Directives
1 > Using the coding plan text, answer these questions:
(a) What output should appear when the import check in Step 2 runs?
(b) Which file does Task 9 create?
(c) What commit message goes with adding train_perlayer.py?
2 > In the records, start with the line with "save-icon[interactable] (993, 23, 1008, 37)" and go on through the line with "table-row[interactable]: 3 Data2". Present those lines as a Markdown table with the columns Row and Line, where Row is a running number.

Text to read
------------------------------
Step 2: Verify it imports

Run: python3 -c "from sparse_parity.train_perlayer import train_perlayer; print('OK')"

Expected: OK

Step 3: Commit

git add src/sparse_parity/train_perlayer.py
git commit -m "feat: add per-layer forward-backward training variant"

Task 9: Main runner (all phases + output artifacts)

Files: - Create: src/sparse_parity/run.py

Step 1: Write run.py

# src/sparse_parity/run.py
"""Main runner: execute all phases sequentially, produce JSON + markdown + plots."""

import copy
import json
import time
from pathlib import Path

from .config import Config, SCALE_CONFIG
from .data import generate
from .model import init_params
from .train import train
from .train_fused import train_fused
from .train_perlayer import train_perlayer
from .metrics import save_json, save_markdown, timestamp


RESULTS_DIR = Path(__file__).parent.parent.parent / 'results'


def run_experiment(config, label=''):
    """Run all 3 training variants on same data, return comparison."""
------------------------------
Records for this task
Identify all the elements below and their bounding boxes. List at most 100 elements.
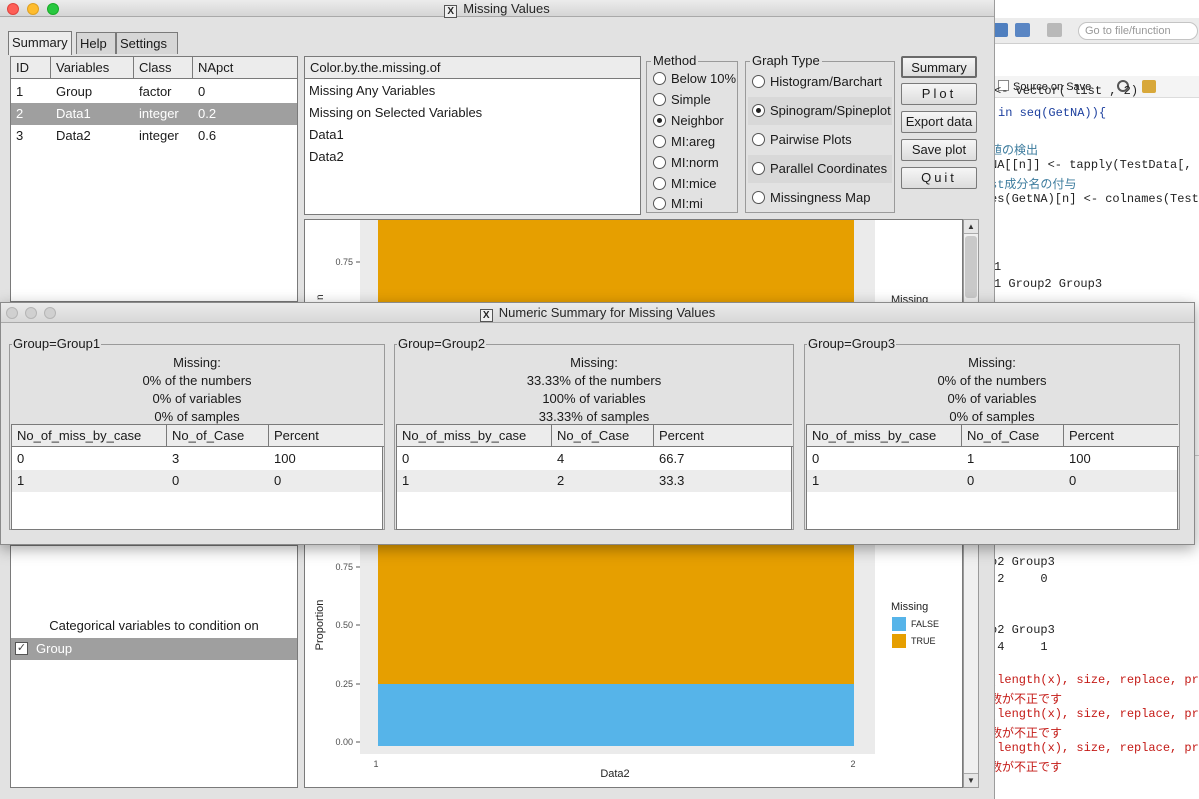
save-icon[interactable] (993, 23, 1008, 37)
radio-dot[interactable] (752, 133, 765, 146)
group-title: Group=Group2 (397, 336, 487, 351)
code-line: (length(x), size, replace, pr (990, 741, 1199, 755)
wand-icon[interactable] (1142, 80, 1156, 93)
x11-icon: X (444, 5, 458, 18)
cell-id: 1 (16, 84, 24, 99)
color-by-header[interactable]: Color.by.the.missing.of (305, 57, 640, 79)
summary-titlebar: X Numeric Summary for Missing Values (1, 303, 1194, 323)
missing-stat: Missing: (570, 355, 618, 370)
col-header-napct[interactable]: NApct (193, 57, 297, 79)
checkmark-icon[interactable]: ✓ (15, 642, 28, 655)
summary-button[interactable]: Summary (901, 56, 977, 78)
table-cell: 100 (274, 451, 296, 466)
table-row[interactable]: 1 0 0 (807, 470, 1177, 492)
radio-missingness-map[interactable]: Missingness Map (748, 184, 892, 212)
radio-dot[interactable] (653, 177, 666, 190)
col-header[interactable]: Percent (269, 425, 384, 447)
radio-mi-mice[interactable]: MI:mice (653, 176, 717, 191)
tab-settings[interactable]: Settings (116, 32, 178, 54)
radio-dot[interactable] (653, 93, 666, 106)
col-header[interactable]: No_of_Case (167, 425, 269, 447)
tab-summary[interactable]: Summary (8, 31, 72, 55)
col-header[interactable]: Percent (654, 425, 793, 447)
table-row[interactable]: 3 Data2 integer 0.6 (11, 125, 297, 147)
list-item-selected-variables[interactable]: Missing on Selected Variables (309, 105, 482, 120)
table-cell: 100 (1069, 451, 1091, 466)
quit-button[interactable]: Quit (901, 167, 977, 189)
scroll-down-icon[interactable]: ▼ (964, 773, 978, 787)
radio-dot[interactable] (752, 75, 765, 88)
print-icon[interactable] (1047, 23, 1062, 37)
radio-histogram[interactable]: Histogram/Barchart (748, 68, 892, 96)
y-axis-label-top: n (315, 294, 326, 300)
save-plot-button[interactable]: Save plot (901, 139, 977, 161)
group-panel: Group=Group2 Missing: 33.33% of the number… (394, 337, 794, 530)
radio-dot[interactable] (653, 72, 666, 85)
radio-dot[interactable] (653, 135, 666, 148)
radio-spinogram[interactable]: Spinogram/Spineplot (748, 97, 892, 125)
radio-pairwise[interactable]: Pairwise Plots (748, 126, 892, 154)
list-item-data1[interactable]: Data1 (309, 127, 344, 142)
table-row[interactable]: 1 2 33.3 (397, 470, 791, 492)
zoom-icon[interactable] (44, 307, 56, 319)
col-header[interactable]: Percent (1064, 425, 1179, 447)
radio-dot[interactable] (752, 191, 765, 204)
col-header[interactable]: No_of_miss_by_case (807, 425, 962, 447)
col-header-id[interactable]: ID (11, 57, 51, 79)
table-row[interactable]: 0 4 66.7 (397, 448, 791, 470)
condition-label: Categorical variables to condition on (11, 615, 297, 637)
radio-dot-selected[interactable] (752, 104, 765, 117)
condition-item-group[interactable]: ✓ Group (11, 638, 297, 660)
save-all-icon[interactable] (1015, 23, 1030, 37)
radio-dot-selected[interactable] (653, 114, 666, 127)
table-row[interactable]: 0 3 100 (12, 448, 382, 470)
missing-stat: Missing: (968, 355, 1016, 370)
minimize-icon[interactable] (25, 307, 37, 319)
col-header[interactable]: No_of_miss_by_case (397, 425, 552, 447)
cell-napct: 0.6 (198, 128, 217, 143)
col-header-variables[interactable]: Variables (51, 57, 134, 79)
code-line: (length(x), size, replace, pr (990, 707, 1199, 721)
radio-dot[interactable] (653, 156, 666, 169)
group-title: Group=Group3 (807, 336, 897, 351)
code-line: 1 (994, 260, 1002, 274)
radio-dot[interactable] (653, 197, 666, 210)
tab-help[interactable]: Help (76, 32, 116, 54)
radio-mi-areg[interactable]: MI:areg (653, 134, 715, 149)
table-cell: 1 (967, 451, 975, 466)
col-header[interactable]: No_of_Case (962, 425, 1064, 447)
graph-type-group: Graph Type Histogram/Barchart Spinogram/… (745, 54, 895, 213)
minimize-icon[interactable] (27, 3, 39, 15)
radio-label: MI:mi (671, 196, 703, 211)
cell-class: integer (139, 128, 179, 143)
radio-dot[interactable] (752, 162, 765, 175)
goto-file-input[interactable]: Go to file/function (1078, 22, 1198, 40)
list-item-any-variables[interactable]: Missing Any Variables (309, 83, 435, 98)
table-row[interactable]: 1 0 0 (12, 470, 382, 492)
plot-button[interactable]: Plot (901, 83, 977, 105)
export-data-button[interactable]: Export data (901, 111, 977, 133)
code-line: <- vector( list , 2) (994, 84, 1139, 98)
radio-mi-norm[interactable]: MI:norm (653, 155, 719, 170)
table-row-selected[interactable]: 2 Data1 integer 0.2 (11, 103, 297, 125)
table-cell: 1 (812, 473, 820, 488)
radio-mi-mi[interactable]: MI:mi (653, 196, 703, 211)
table-cell: 0 (274, 473, 282, 488)
legend-title: Missing (891, 601, 928, 613)
scroll-thumb[interactable] (965, 236, 977, 298)
col-header[interactable]: No_of_Case (552, 425, 654, 447)
close-icon[interactable] (7, 3, 19, 15)
radio-simple[interactable]: Simple (653, 92, 711, 107)
scroll-up-icon[interactable]: ▲ (964, 220, 978, 234)
zoom-icon[interactable] (47, 3, 59, 15)
close-icon[interactable] (6, 307, 18, 319)
table-row[interactable]: 1 Group factor 0 (11, 81, 297, 103)
list-item-data2[interactable]: Data2 (309, 149, 344, 164)
radio-below-10[interactable]: Below 10% (653, 71, 736, 86)
col-header-class[interactable]: Class (134, 57, 193, 79)
radio-parallel[interactable]: Parallel Coordinates (748, 155, 892, 183)
col-header[interactable]: No_of_miss_by_case (12, 425, 167, 447)
radio-neighbor[interactable]: Neighbor (653, 113, 724, 128)
table-row[interactable]: 0 1 100 (807, 448, 1177, 470)
table-cell: 3 (172, 451, 180, 466)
------------------------------
Correct answers
1 >
(a) OK
(b) src/sparse_parity/run.py
(c) feat: add per-layer forward-backward training variant

2 >
| Row | Line |
|---|---|
| 1 | save-icon[interactable] (993, 23, 1008, 37) |
| 2 | radio-dot[interactable] (752, 133, 765, 146) |
| 3 | group-title: Group=Group2 (397, 336, 487, 351) |
| 4 | code-line: (length(x), size, replace, pr (990, 741, 1199, 755) |
| 5 | wand-icon[interactable] (1142, 80, 1156, 93) |
| 6 | x11-icon: X (444, 5, 458, 18) |
| 7 | cell-id: 1 (16, 84, 24, 99) |
| 8 | color-by-header[interactable]: Color.by.the.missing.of (305, 57, 640, 79) |
| 9 | summary-titlebar: X Numeric Summary for Missing Values (1, 303, 1194, 323) |
| 10 | missing-stat: Missing: (570, 355, 618, 370) |
| 11 | col-header-napct[interactable]: NApct (193, 57, 297, 79) |
| 12 | checkmark-icon[interactable]: ✓ (15, 642, 28, 655) |
| 13 | summary-button[interactable]: Summary (901, 56, 977, 78) |
| 14 | table-cell: 100 (274, 451, 296, 466) |
| 15 | table-row[interactable]: 1 0 0 (807, 470, 1177, 492) |
| 16 | radio-missingness-map[interactable]: Missingness Map (748, 184, 892, 212) |
| 17 | radio-dot[interactable] (653, 177, 666, 190) |
| 18 | col-header[interactable]: Percent (269, 425, 384, 447) |
| 19 | radio-mi-mice[interactable]: MI:mice (653, 176, 717, 191) |
| 20 | tab-settings[interactable]: Settings (116, 32, 178, 54) |
| 21 | radio-dot[interactable] (653, 93, 666, 106) |
| 22 | col-header[interactable]: No_of_Case (167, 425, 269, 447) |
| 23 | tab-summary[interactable]: Summary (8, 31, 72, 55) |
| 24 | col-header[interactable]: Percent (654, 425, 793, 447) |
| 25 | table-row[interactable]: 3 Data2 integer 0.6 (11, 125, 297, 147) |